## Record list

-- -- --

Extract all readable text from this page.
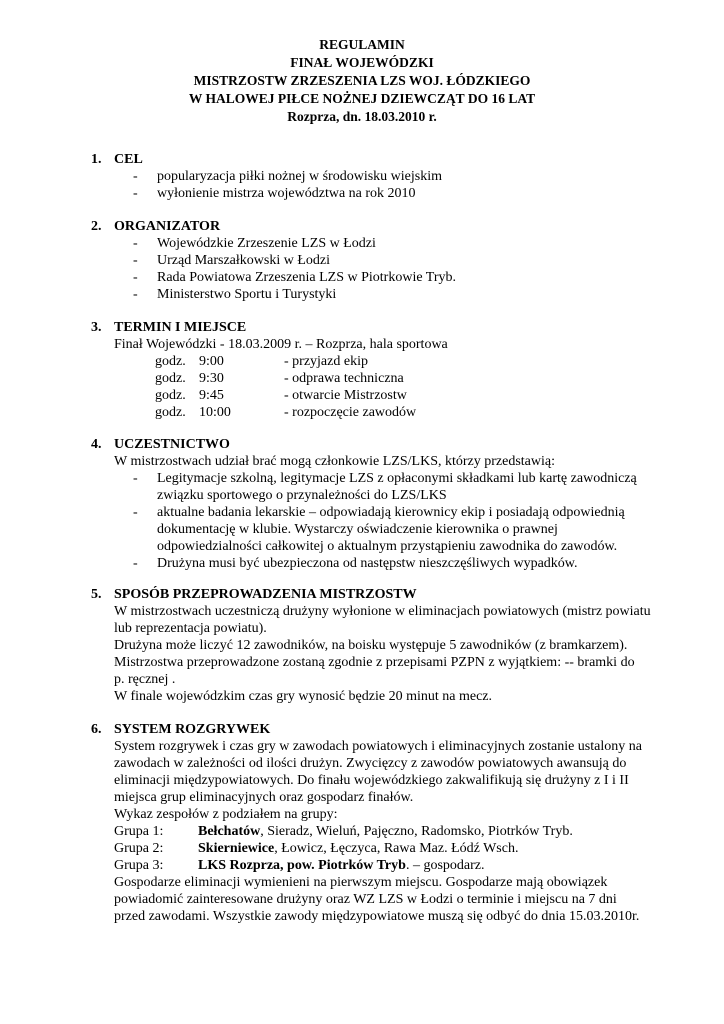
REGULAMIN
FINAŁ WOJEWÓDZKI
MISTRZOSTW ZRZESZENIA LZS WOJ. ŁÓDZKIEGO
W HALOWEJ PIŁCE NOŻNEJ DZIEWCZĄT DO 16 LAT
Rozprza, dn. 18.03.2010 r.
1. CEL
- popularyzacja piłki nożnej w środowisku wiejskim
- wyłonienie mistrza województwa na rok 2010
2. ORGANIZATOR
- Wojewódzkie Zrzeszenie LZS w Łodzi
- Urząd Marszałkowski w Łodzi
- Rada Powiatowa Zrzeszenia LZS w Piotrkowie Tryb.
- Ministerstwo Sportu i Turystyki
3. TERMIN I MIEJSCE
Finał Wojewódzki - 18.03.2009 r. – Rozprza, hala sportowa
godz. 9:00	- przyjazd ekip
godz. 9:30	- odprawa techniczna
godz. 9:45	- otwarcie Mistrzostw
godz. 10:00	- rozpoczęcie zawodów
4. UCZESTNICTWO
W mistrzostwach udział brać mogą członkowie LZS/LKS, którzy przedstawią:
- Legitymacje szkolną, legitymacje LZS z opłaconymi składkami lub kartę zawodniczą
związku sportowego o przynależności do LZS/LKS
- aktualne badania lekarskie – odpowiadają kierownicy ekip i posiadają odpowiednią
dokumentację w klubie. Wystarczy oświadczenie kierownika o prawnej
odpowiedzialności całkowitej o aktualnym przystąpieniu zawodnika do zawodów.
- Drużyna musi być ubezpieczona od następstw nieszczęśliwych wypadków.
5. SPOSÓB PRZEPROWADZENIA MISTRZOSTW
W mistrzostwach uczestniczą drużyny wyłonione w eliminacjach powiatowych (mistrz powiatu
lub reprezentacja powiatu).
Drużyna może liczyć 12 zawodników, na boisku występuje 5 zawodników (z bramkarzem).
Mistrzostwa przeprowadzone zostaną zgodnie z przepisami PZPN z wyjątkiem: -- bramki do
p. ręcznej .
W finale wojewódzkim czas gry wynosić będzie 20 minut na mecz.
6. SYSTEM ROZGRYWEK
System rozgrywek i czas gry w zawodach powiatowych i eliminacyjnych zostanie ustalony na
zawodach w zależności od ilości drużyn. Zwycięzcy z zawodów powiatowych awansują do
eliminacji międzypowiatowych. Do finału wojewódzkiego zakwalifikują się drużyny z I i II
miejsca grup eliminacyjnych oraz gospodarz finałów.
Wykaz zespołów z podziałem na grupy:
Grupa 1: Bełchatów, Sieradz, Wieluń, Pajęczno, Radomsko, Piotrków Tryb.
Grupa 2: Skierniewice, Łowicz, Łęczyca, Rawa Maz. Łódź Wsch.
Grupa 3: LKS Rozprza, pow. Piotrków Tryb. – gospodarz.
Gospodarze eliminacji wymienieni na pierwszym miejscu. Gospodarze mają obowiązek
powiadomić zainteresowane drużyny oraz WZ LZS w Łodzi o terminie i miejscu na 7 dni
przed zawodami. Wszystkie zawody międzypowiatowe muszą się odbyć do dnia 15.03.2010r.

-- -- --

## What the task asks
Write out the whole listing exactly, and drop the pictures.

## Written reply
Extract all readable text from this page.
REGULAMIN
FINAŁ WOJEWÓDZKI
MISTRZOSTW ZRZESZENIA LZS WOJ. ŁÓDZKIEGO
W HALOWEJ PIŁCE NOŻNEJ DZIEWCZĄT DO 16 LAT
Rozprza, dn. 18.03.2010 r.
1. CEL
- popularyzacja piłki nożnej w środowisku wiejskim
- wyłonienie mistrza województwa na rok 2010
2. ORGANIZATOR
- Wojewódzkie Zrzeszenie LZS w Łodzi
- Urząd Marszałkowski w Łodzi
- Rada Powiatowa Zrzeszenia LZS w Piotrkowie Tryb.
- Ministerstwo Sportu i Turystyki
3. TERMIN I MIEJSCE
Finał Wojewódzki - 18.03.2009 r. – Rozprza, hala sportowa
godz. 9:00	- przyjazd ekip
godz. 9:30	- odprawa techniczna
godz. 9:45	- otwarcie Mistrzostw
godz. 10:00	- rozpoczęcie zawodów
4. UCZESTNICTWO
W mistrzostwach udział brać mogą członkowie LZS/LKS, którzy przedstawią:
- Legitymacje szkolną, legitymacje LZS z opłaconymi składkami lub kartę zawodniczą
związku sportowego o przynależności do LZS/LKS
- aktualne badania lekarskie – odpowiadają kierownicy ekip i posiadają odpowiednią
dokumentację w klubie. Wystarczy oświadczenie kierownika o prawnej
odpowiedzialności całkowitej o aktualnym przystąpieniu zawodnika do zawodów.
- Drużyna musi być ubezpieczona od następstw nieszczęśliwych wypadków.
5. SPOSÓB PRZEPROWADZENIA MISTRZOSTW
W mistrzostwach uczestniczą drużyny wyłonione w eliminacjach powiatowych (mistrz powiatu
lub reprezentacja powiatu).
Drużyna może liczyć 12 zawodników, na boisku występuje 5 zawodników (z bramkarzem).
Mistrzostwa przeprowadzone zostaną zgodnie z przepisami PZPN z wyjątkiem: -- bramki do
p. ręcznej .
W finale wojewódzkim czas gry wynosić będzie 20 minut na mecz.
6. SYSTEM ROZGRYWEK
System rozgrywek i czas gry w zawodach powiatowych i eliminacyjnych zostanie ustalony na
zawodach w zależności od ilości drużyn. Zwycięzcy z zawodów powiatowych awansują do
eliminacji międzypowiatowych. Do finału wojewódzkiego zakwalifikują się drużyny z I i II
miejsca grup eliminacyjnych oraz gospodarz finałów.
Wykaz zespołów z podziałem na grupy:
Grupa 1: Bełchatów, Sieradz, Wieluń, Pajęczno, Radomsko, Piotrków Tryb.
Grupa 2: Skierniewice, Łowicz, Łęczyca, Rawa Maz. Łódź Wsch.
Grupa 3: LKS Rozprza, pow. Piotrków Tryb. – gospodarz.
Gospodarze eliminacji wymienieni na pierwszym miejscu. Gospodarze mają obowiązek
powiadomić zainteresowane drużyny oraz WZ LZS w Łodzi o terminie i miejscu na 7 dni
przed zawodami. Wszystkie zawody międzypowiatowe muszą się odbyć do dnia 15.03.2010r.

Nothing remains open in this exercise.